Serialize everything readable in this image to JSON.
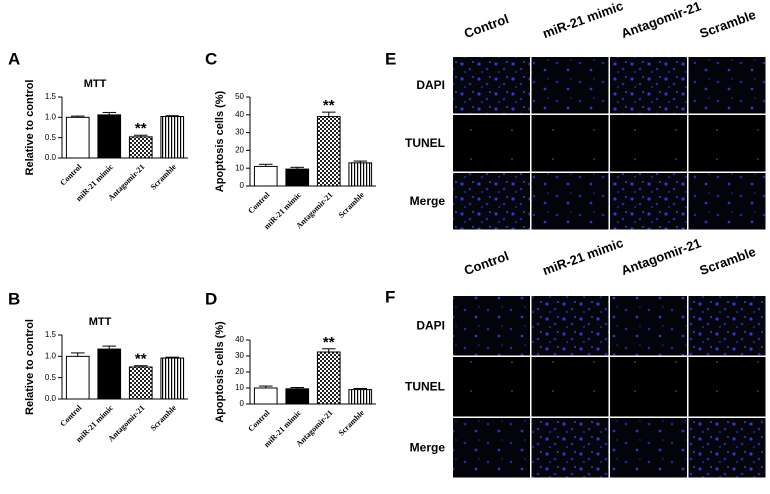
{
  "chart_data": [
    {
      "type": "bar",
      "panel": "A",
      "title": "MTT",
      "y_label": "Relative to control",
      "categories": [
        "Control",
        "miR-21 mimic",
        "Antagomir-21",
        "Scramble"
      ],
      "values": [
        1.0,
        1.06,
        0.52,
        1.02
      ],
      "errors": [
        0.03,
        0.06,
        0.04,
        0.02
      ],
      "annotations": [
        null,
        null,
        "**",
        null
      ],
      "fills": [
        "white",
        "black",
        "checker",
        "stripes"
      ],
      "ylim": [
        0,
        1.5
      ],
      "yticks": [
        {
          "value": 0,
          "label": "0.0"
        },
        {
          "value": 0.5,
          "label": "0.5"
        },
        {
          "value": 1,
          "label": "1.0"
        },
        {
          "value": 1.5,
          "label": "1.5"
        }
      ]
    },
    {
      "type": "bar",
      "panel": "B",
      "title": "MTT",
      "y_label": "Relative to control",
      "categories": [
        "Control",
        "miR-21 mimic",
        "Antagomir-21",
        "Scramble"
      ],
      "values": [
        1.0,
        1.17,
        0.75,
        0.96
      ],
      "errors": [
        0.08,
        0.07,
        0.03,
        0.02
      ],
      "annotations": [
        null,
        null,
        "**",
        null
      ],
      "fills": [
        "white",
        "black",
        "checker",
        "stripes"
      ],
      "ylim": [
        0,
        1.5
      ],
      "yticks": [
        {
          "value": 0,
          "label": "0.0"
        },
        {
          "value": 0.5,
          "label": "0.5"
        },
        {
          "value": 1,
          "label": "1.0"
        },
        {
          "value": 1.5,
          "label": "1.5"
        }
      ]
    },
    {
      "type": "bar",
      "panel": "C",
      "y_label": "Apoptosis cells (%)",
      "categories": [
        "Control",
        "miR-21 mimic",
        "Antagomir-21",
        "Scramble"
      ],
      "values": [
        11,
        9.5,
        39,
        13
      ],
      "errors": [
        1.2,
        1,
        2.5,
        1
      ],
      "annotations": [
        null,
        null,
        "**",
        null
      ],
      "fills": [
        "white",
        "black",
        "checker",
        "stripes"
      ],
      "ylim": [
        0,
        50
      ],
      "yticks": [
        0,
        10,
        20,
        30,
        40,
        50
      ]
    },
    {
      "type": "bar",
      "panel": "D",
      "y_label": "Apoptosis cells (%)",
      "categories": [
        "Control",
        "miR-21 mimic",
        "Antagomir-21",
        "Scramble"
      ],
      "values": [
        10,
        9.5,
        32.5,
        9
      ],
      "errors": [
        1.2,
        0.8,
        2,
        0.7
      ],
      "annotations": [
        null,
        null,
        "**",
        null
      ],
      "fills": [
        "white",
        "black",
        "checker",
        "stripes"
      ],
      "ylim": [
        0,
        40
      ],
      "yticks": [
        0,
        10,
        20,
        30,
        40
      ]
    }
  ],
  "image_panels": [
    {
      "letter": "E",
      "columns": [
        "Control",
        "miR-21 mimic",
        "Antagomir-21",
        "Scramble"
      ],
      "rows": [
        "DAPI",
        "TUNEL",
        "Merge"
      ]
    },
    {
      "letter": "F",
      "columns": [
        "Control",
        "miR-21 mimic",
        "Antagomir-21",
        "Scramble"
      ],
      "rows": [
        "DAPI",
        "TUNEL",
        "Merge"
      ]
    }
  ]
}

◇ ◇ ◇ ◇ ◇ ◇ ◇

Here the job is to print all the data exactly, skipping any image.

### Task output
Serialize everything readable in this image to JSON.
{
  "chart_data": [
    {
      "type": "bar",
      "panel": "A",
      "title": "MTT",
      "y_label": "Relative to control",
      "categories": [
        "Control",
        "miR-21 mimic",
        "Antagomir-21",
        "Scramble"
      ],
      "values": [
        1.0,
        1.06,
        0.52,
        1.02
      ],
      "errors": [
        0.03,
        0.06,
        0.04,
        0.02
      ],
      "annotations": [
        null,
        null,
        "**",
        null
      ],
      "fills": [
        "white",
        "black",
        "checker",
        "stripes"
      ],
      "ylim": [
        0,
        1.5
      ],
      "yticks": [
        {
          "value": 0,
          "label": "0.0"
        },
        {
          "value": 0.5,
          "label": "0.5"
        },
        {
          "value": 1,
          "label": "1.0"
        },
        {
          "value": 1.5,
          "label": "1.5"
        }
      ]
    },
    {
      "type": "bar",
      "panel": "B",
      "title": "MTT",
      "y_label": "Relative to control",
      "categories": [
        "Control",
        "miR-21 mimic",
        "Antagomir-21",
        "Scramble"
      ],
      "values": [
        1.0,
        1.17,
        0.75,
        0.96
      ],
      "errors": [
        0.08,
        0.07,
        0.03,
        0.02
      ],
      "annotations": [
        null,
        null,
        "**",
        null
      ],
      "fills": [
        "white",
        "black",
        "checker",
        "stripes"
      ],
      "ylim": [
        0,
        1.5
      ],
      "yticks": [
        {
          "value": 0,
          "label": "0.0"
        },
        {
          "value": 0.5,
          "label": "0.5"
        },
        {
          "value": 1,
          "label": "1.0"
        },
        {
          "value": 1.5,
          "label": "1.5"
        }
      ]
    },
    {
      "type": "bar",
      "panel": "C",
      "y_label": "Apoptosis cells (%)",
      "categories": [
        "Control",
        "miR-21 mimic",
        "Antagomir-21",
        "Scramble"
      ],
      "values": [
        11,
        9.5,
        39,
        13
      ],
      "errors": [
        1.2,
        1,
        2.5,
        1
      ],
      "annotations": [
        null,
        null,
        "**",
        null
      ],
      "fills": [
        "white",
        "black",
        "checker",
        "stripes"
      ],
      "ylim": [
        0,
        50
      ],
      "yticks": [
        0,
        10,
        20,
        30,
        40,
        50
      ]
    },
    {
      "type": "bar",
      "panel": "D",
      "y_label": "Apoptosis cells (%)",
      "categories": [
        "Control",
        "miR-21 mimic",
        "Antagomir-21",
        "Scramble"
      ],
      "values": [
        10,
        9.5,
        32.5,
        9
      ],
      "errors": [
        1.2,
        0.8,
        2,
        0.7
      ],
      "annotations": [
        null,
        null,
        "**",
        null
      ],
      "fills": [
        "white",
        "black",
        "checker",
        "stripes"
      ],
      "ylim": [
        0,
        40
      ],
      "yticks": [
        0,
        10,
        20,
        30,
        40
      ]
    }
  ],
  "image_panels": [
    {
      "letter": "E",
      "columns": [
        "Control",
        "miR-21 mimic",
        "Antagomir-21",
        "Scramble"
      ],
      "rows": [
        "DAPI",
        "TUNEL",
        "Merge"
      ]
    },
    {
      "letter": "F",
      "columns": [
        "Control",
        "miR-21 mimic",
        "Antagomir-21",
        "Scramble"
      ],
      "rows": [
        "DAPI",
        "TUNEL",
        "Merge"
      ]
    }
  ]
}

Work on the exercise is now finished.